Repeat what the lines below say, word for word, and skip every image.

________________________________________

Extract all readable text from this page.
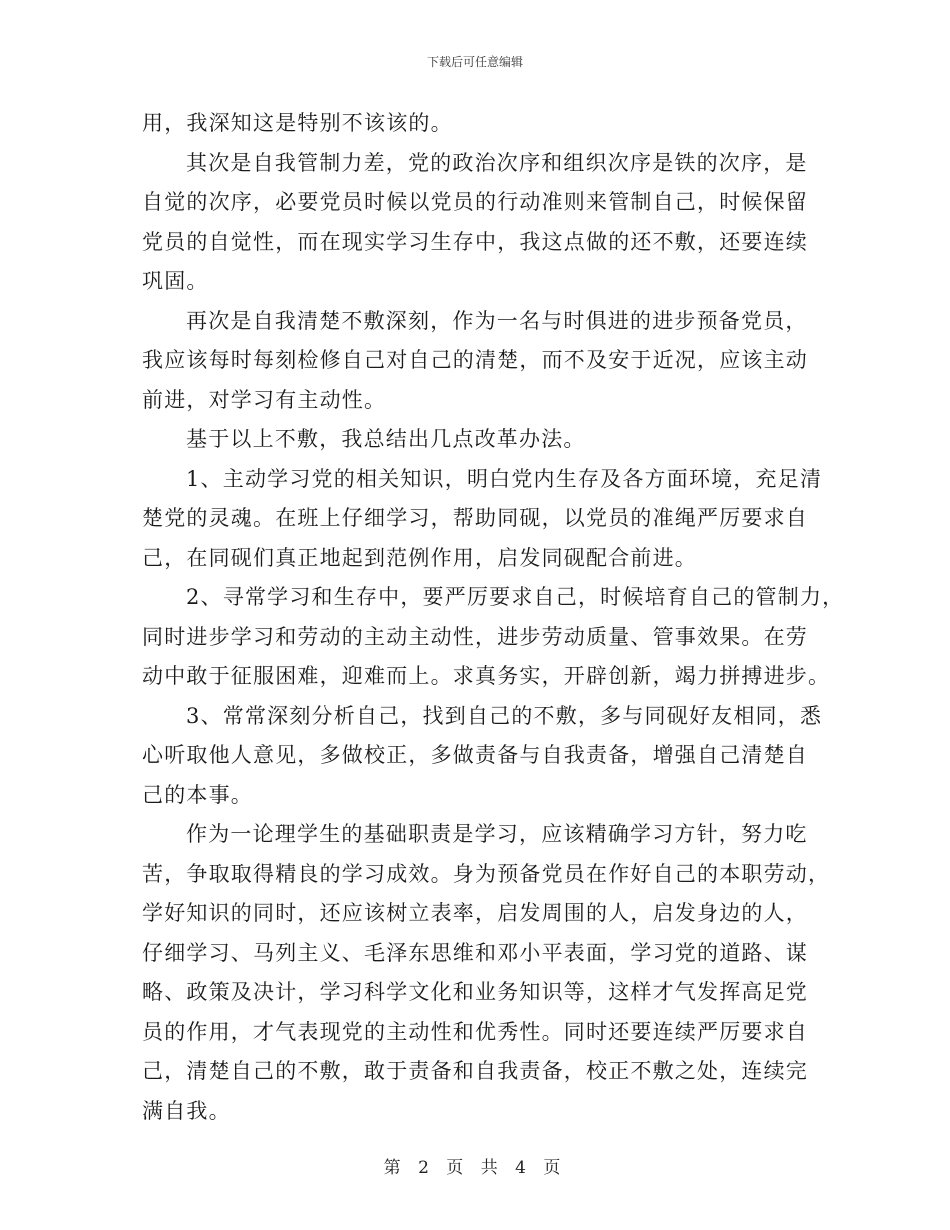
下载后可任意编辑
用，我深知这是特别不该该的。
其次是自我管制力差，党的政治次序和组织次序是铁的次序，是
自觉的次序，必要党员时候以党员的行动准则来管制自己，时候保留
党员的自觉性，而在现实学习生存中，我这点做的还不敷，还要连续
巩固。
再次是自我清楚不敷深刻，作为一名与时俱进的进步预备党员，
我应该每时每刻检修自己对自己的清楚，而不及安于近况，应该主动
前进，对学习有主动性。
基于以上不敷，我总结出几点改革办法。
1、主动学习党的相关知识，明白党内生存及各方面环境，充足清
楚党的灵魂。在班上仔细学习，帮助同砚，以党员的准绳严厉要求自
己，在同砚们真正地起到范例作用，启发同砚配合前进。
2、寻常学习和生存中，要严厉要求自己，时候培育自己的管制力，
同时进步学习和劳动的主动主动性，进步劳动质量、管事效果。在劳
动中敢于征服困难，迎难而上。求真务实，开辟创新，竭力拼搏进步。
3、常常深刻分析自己，找到自己的不敷，多与同砚好友相同，悉
心听取他人意见，多做校正，多做责备与自我责备，增强自己清楚自
己的本事。
作为一论理学生的基础职责是学习，应该精确学习方针，努力吃
苦，争取取得精良的学习成效。身为预备党员在作好自己的本职劳动，
学好知识的同时，还应该树立表率，启发周围的人，启发身边的人，
仔细学习、马列主义、毛泽东思维和邓小平表面，学习党的道路、谋
略、政策及决计，学习科学文化和业务知识等，这样才气发挥高足党
员的作用，才气表现党的主动性和优秀性。同时还要连续严厉要求自
己，清楚自己的不敷，敢于责备和自我责备，校正不敷之处，连续完
满自我。
第 2 页 共 4 页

________________________________________

• _Result of this task_
Extract all readable text from this page.
下载后可任意编辑
用，我深知这是特别不该该的。
其次是自我管制力差，党的政治次序和组织次序是铁的次序，是
自觉的次序，必要党员时候以党员的行动准则来管制自己，时候保留
党员的自觉性，而在现实学习生存中，我这点做的还不敷，还要连续
巩固。
再次是自我清楚不敷深刻，作为一名与时俱进的进步预备党员，
我应该每时每刻检修自己对自己的清楚，而不及安于近况，应该主动
前进，对学习有主动性。
基于以上不敷，我总结出几点改革办法。
1、主动学习党的相关知识，明白党内生存及各方面环境，充足清
楚党的灵魂。在班上仔细学习，帮助同砚，以党员的准绳严厉要求自
己，在同砚们真正地起到范例作用，启发同砚配合前进。
2、寻常学习和生存中，要严厉要求自己，时候培育自己的管制力，
同时进步学习和劳动的主动主动性，进步劳动质量、管事效果。在劳
动中敢于征服困难，迎难而上。求真务实，开辟创新，竭力拼搏进步。
3、常常深刻分析自己，找到自己的不敷，多与同砚好友相同，悉
心听取他人意见，多做校正，多做责备与自我责备，增强自己清楚自
己的本事。
作为一论理学生的基础职责是学习，应该精确学习方针，努力吃
苦，争取取得精良的学习成效。身为预备党员在作好自己的本职劳动，
学好知识的同时，还应该树立表率，启发周围的人，启发身边的人，
仔细学习、马列主义、毛泽东思维和邓小平表面，学习党的道路、谋
略、政策及决计，学习科学文化和业务知识等，这样才气发挥高足党
员的作用，才气表现党的主动性和优秀性。同时还要连续严厉要求自
己，清楚自己的不敷，敢于责备和自我责备，校正不敷之处，连续完
满自我。
第 2 页 共 4 页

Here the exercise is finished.